**Text shown**
____

1.     Enter system view.

system-view

2.     Enable FIB logging.

fib log enable

By default, FIB logging is disabled.

Enabling SNMP notifications for FIB events

About this task

This feature enables the FIB module to generate SNMP notifications for critical FIB events, such as the exceeding of the message queue length threshold. The SNMP notifications are sent to the SNMP module. For the SNMP notifications to be sent correctly, you must also configure SNMP. For more information about SNMP configuration, see Network Management and Monitoring Configuration Guide.

Procedure

1.     Enter system view.

system-view

2.     Enable SNMP notifications for FIB events.

snmp-agent trap enable fib

By default, SNMP notifications for FIB events are enabled.

Enabling SNMP notifications for IP forwarding events

About this task

This feature enables the IP forwarding module to generate SNMP notifications for critical IP forwarding events. The SNMP notifications are sent to the SNMP module. For the SNMP notifications to be sent correctly, you must also configure SNMP. For more information about SNMP configuration, see Network Management and Monitoring Configuration Guide.

Procedure

1.     Enter system view.

system-view

2.     Enable SNMP notifications for IP forwarding events.

snmp-agent trap enable ip-forwarding

By default, SNMP notifications for IP forwarding events are enabled.

Display and maintenance commands for FIB table

Execute display commands in any view.

____

**Request A**
Convert the listing lines from the one containing "sidebar-item-git[interactable]: Git —" through the one containing "sidebar-item-mercurial[interactable]: Mercurial —" into a numbered list, leaving out any blank lines.

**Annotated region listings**
____

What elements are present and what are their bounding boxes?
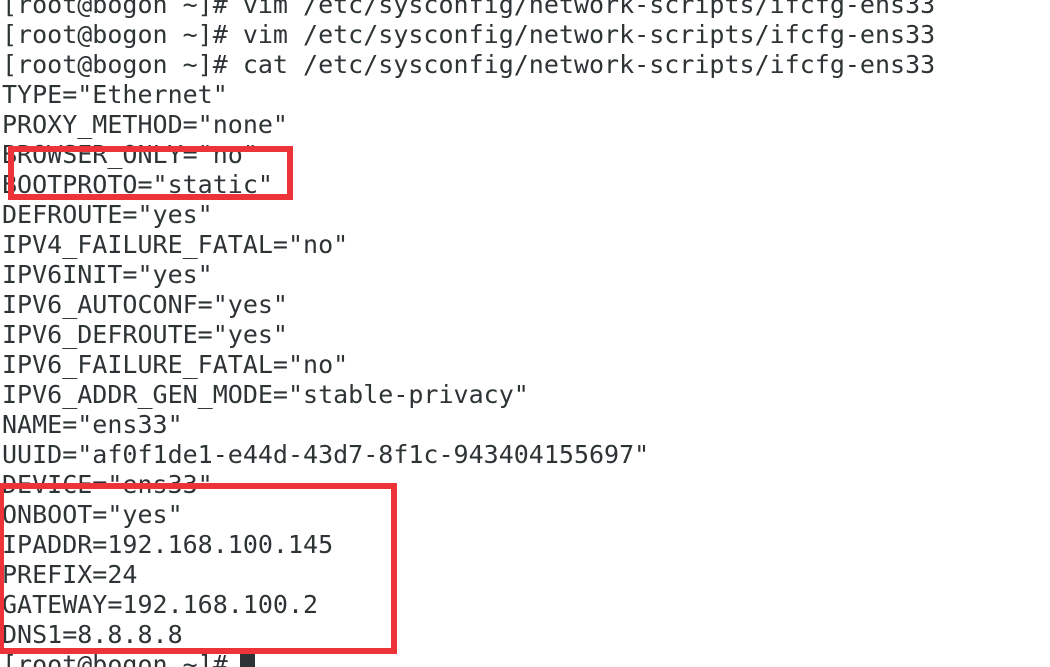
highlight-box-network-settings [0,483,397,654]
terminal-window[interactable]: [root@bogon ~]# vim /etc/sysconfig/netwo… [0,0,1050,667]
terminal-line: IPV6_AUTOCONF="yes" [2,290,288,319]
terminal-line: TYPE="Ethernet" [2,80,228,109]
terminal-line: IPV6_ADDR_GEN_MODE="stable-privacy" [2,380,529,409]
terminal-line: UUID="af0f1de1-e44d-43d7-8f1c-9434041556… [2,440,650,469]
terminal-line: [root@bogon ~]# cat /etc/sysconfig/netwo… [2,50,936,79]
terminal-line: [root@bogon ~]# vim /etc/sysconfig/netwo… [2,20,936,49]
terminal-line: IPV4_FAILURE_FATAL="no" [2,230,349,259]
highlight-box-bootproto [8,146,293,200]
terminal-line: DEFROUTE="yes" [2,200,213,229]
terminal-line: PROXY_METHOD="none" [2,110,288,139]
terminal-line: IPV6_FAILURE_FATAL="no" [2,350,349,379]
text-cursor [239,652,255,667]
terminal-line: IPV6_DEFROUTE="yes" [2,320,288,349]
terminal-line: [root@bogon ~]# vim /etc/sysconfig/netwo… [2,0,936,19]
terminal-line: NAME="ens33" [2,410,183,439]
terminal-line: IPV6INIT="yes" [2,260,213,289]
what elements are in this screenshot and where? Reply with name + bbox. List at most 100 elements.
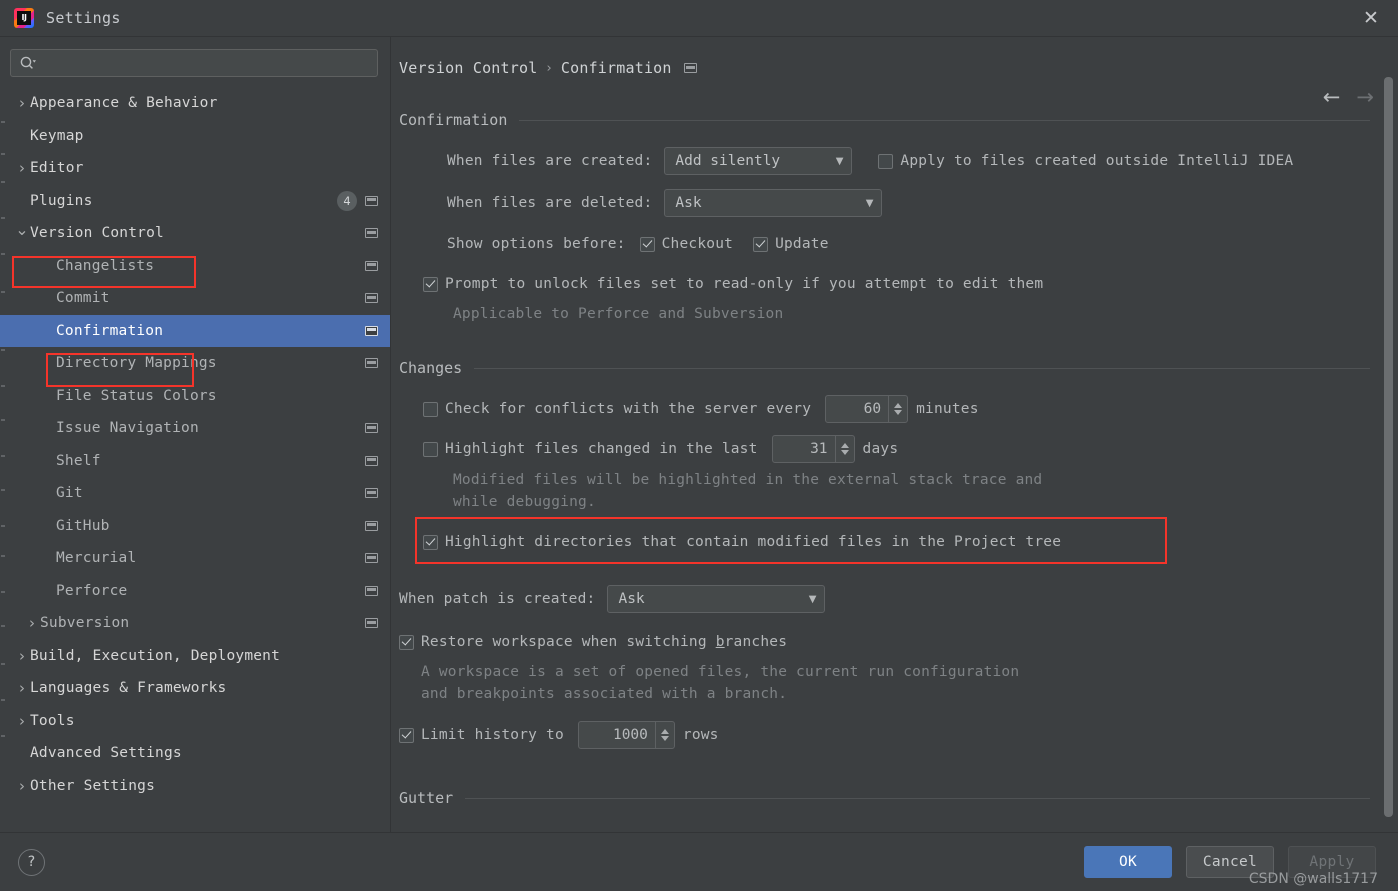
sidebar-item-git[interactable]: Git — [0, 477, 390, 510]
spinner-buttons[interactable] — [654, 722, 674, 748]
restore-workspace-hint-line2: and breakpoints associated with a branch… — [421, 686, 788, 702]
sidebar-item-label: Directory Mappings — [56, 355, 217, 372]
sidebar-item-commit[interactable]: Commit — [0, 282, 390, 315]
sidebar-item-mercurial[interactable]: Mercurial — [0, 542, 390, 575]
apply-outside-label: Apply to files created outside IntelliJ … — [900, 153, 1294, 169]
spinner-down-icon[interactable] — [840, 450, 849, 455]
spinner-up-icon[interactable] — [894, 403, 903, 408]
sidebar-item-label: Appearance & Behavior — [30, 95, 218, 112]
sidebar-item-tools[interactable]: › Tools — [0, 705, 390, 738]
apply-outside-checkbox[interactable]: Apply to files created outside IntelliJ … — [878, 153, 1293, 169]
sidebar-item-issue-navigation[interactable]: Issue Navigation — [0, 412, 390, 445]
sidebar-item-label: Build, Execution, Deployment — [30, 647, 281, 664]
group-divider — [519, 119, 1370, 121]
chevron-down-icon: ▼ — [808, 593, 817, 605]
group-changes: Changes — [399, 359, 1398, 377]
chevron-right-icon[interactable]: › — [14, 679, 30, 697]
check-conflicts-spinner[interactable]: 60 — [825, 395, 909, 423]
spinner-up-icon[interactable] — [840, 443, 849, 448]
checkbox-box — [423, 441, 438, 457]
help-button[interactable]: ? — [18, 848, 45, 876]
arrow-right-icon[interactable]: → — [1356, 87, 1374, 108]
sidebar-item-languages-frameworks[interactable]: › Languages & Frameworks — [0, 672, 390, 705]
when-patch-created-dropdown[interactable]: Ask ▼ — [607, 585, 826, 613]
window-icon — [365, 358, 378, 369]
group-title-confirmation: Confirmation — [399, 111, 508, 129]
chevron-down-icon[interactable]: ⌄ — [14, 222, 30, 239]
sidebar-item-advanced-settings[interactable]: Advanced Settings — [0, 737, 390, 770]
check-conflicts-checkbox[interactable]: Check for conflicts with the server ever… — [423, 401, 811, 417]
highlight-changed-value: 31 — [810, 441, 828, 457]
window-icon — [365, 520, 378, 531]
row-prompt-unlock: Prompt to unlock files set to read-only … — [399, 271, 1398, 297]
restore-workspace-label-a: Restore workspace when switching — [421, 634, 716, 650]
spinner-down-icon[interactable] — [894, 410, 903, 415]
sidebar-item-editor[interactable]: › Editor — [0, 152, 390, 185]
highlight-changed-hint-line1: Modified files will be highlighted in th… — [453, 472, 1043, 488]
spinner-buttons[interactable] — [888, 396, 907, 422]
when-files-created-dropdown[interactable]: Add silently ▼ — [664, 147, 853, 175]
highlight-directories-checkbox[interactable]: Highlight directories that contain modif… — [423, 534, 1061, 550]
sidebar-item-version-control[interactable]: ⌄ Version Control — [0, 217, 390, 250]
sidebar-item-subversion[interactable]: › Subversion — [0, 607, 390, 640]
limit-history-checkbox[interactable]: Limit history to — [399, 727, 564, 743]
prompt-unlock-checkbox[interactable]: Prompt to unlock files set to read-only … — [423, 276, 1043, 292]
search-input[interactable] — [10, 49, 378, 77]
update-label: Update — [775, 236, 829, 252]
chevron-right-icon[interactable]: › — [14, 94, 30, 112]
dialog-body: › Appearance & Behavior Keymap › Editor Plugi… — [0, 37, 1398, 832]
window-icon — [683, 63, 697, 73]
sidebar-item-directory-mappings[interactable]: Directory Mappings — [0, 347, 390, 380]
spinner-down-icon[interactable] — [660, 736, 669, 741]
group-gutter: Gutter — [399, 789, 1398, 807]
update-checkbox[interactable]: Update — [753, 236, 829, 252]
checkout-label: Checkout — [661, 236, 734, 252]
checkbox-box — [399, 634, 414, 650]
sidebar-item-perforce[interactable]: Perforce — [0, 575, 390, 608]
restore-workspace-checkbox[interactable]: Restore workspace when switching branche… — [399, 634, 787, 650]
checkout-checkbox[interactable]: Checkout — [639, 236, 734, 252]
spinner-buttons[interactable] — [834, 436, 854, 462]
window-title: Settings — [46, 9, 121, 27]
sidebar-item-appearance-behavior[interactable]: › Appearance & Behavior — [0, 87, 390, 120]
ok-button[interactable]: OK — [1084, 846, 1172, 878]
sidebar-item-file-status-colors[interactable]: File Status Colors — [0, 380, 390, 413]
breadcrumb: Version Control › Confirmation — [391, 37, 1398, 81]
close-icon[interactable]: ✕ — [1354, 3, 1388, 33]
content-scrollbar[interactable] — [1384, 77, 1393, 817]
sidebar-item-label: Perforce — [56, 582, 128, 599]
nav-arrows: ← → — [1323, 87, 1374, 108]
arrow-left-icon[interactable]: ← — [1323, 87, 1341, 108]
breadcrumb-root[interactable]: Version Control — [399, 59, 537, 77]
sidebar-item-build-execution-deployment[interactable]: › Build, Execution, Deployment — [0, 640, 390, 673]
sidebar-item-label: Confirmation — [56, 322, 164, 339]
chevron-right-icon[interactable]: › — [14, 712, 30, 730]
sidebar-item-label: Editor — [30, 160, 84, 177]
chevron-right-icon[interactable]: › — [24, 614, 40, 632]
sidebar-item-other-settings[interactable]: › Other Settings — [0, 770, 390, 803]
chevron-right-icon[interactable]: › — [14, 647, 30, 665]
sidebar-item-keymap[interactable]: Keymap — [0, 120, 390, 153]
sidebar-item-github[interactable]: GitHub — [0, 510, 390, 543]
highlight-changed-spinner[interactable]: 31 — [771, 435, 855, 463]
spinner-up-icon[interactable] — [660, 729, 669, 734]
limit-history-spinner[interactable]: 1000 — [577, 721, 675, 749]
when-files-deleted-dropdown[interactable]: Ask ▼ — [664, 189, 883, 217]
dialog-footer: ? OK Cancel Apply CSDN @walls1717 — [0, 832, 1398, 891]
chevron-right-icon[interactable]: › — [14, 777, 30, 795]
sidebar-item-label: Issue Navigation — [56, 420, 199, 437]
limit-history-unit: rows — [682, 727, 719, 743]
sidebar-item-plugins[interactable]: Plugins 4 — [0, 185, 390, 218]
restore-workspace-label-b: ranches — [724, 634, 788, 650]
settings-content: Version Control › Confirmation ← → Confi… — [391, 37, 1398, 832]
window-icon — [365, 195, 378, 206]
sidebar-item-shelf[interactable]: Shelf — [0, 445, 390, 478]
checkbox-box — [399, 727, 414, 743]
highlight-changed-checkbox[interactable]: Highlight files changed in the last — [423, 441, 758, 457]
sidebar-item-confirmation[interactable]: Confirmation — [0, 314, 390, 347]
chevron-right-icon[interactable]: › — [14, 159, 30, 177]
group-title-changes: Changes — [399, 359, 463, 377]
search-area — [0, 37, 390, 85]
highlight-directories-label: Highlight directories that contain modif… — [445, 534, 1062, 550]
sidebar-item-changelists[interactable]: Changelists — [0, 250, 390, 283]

____

**Request B**
List each distinct command that the FIB configuration text tells the user to enter, counting repeated commands once.

**Problem solution A**
1. sidebar-item-git[interactable]: Git — [0, 477, 390, 510]
2. spinner-buttons[interactable] — [654, 722, 674, 748]
3. restore-workspace-hint-line2: and breakpoints associated with a branch… — [421, 686, 788, 702]
4. sidebar-item-label: Directory Mappings — [56, 355, 217, 372]
5. sidebar-item-commit[interactable]: Commit — [0, 282, 390, 315]
6. sidebar-item-mercurial[interactable]: Mercurial — [0, 542, 390, 575]

**Problem solution B**
- system-view
- fib log enable
- snmp-agent trap enable fib
- snmp-agent trap enable ip-forwarding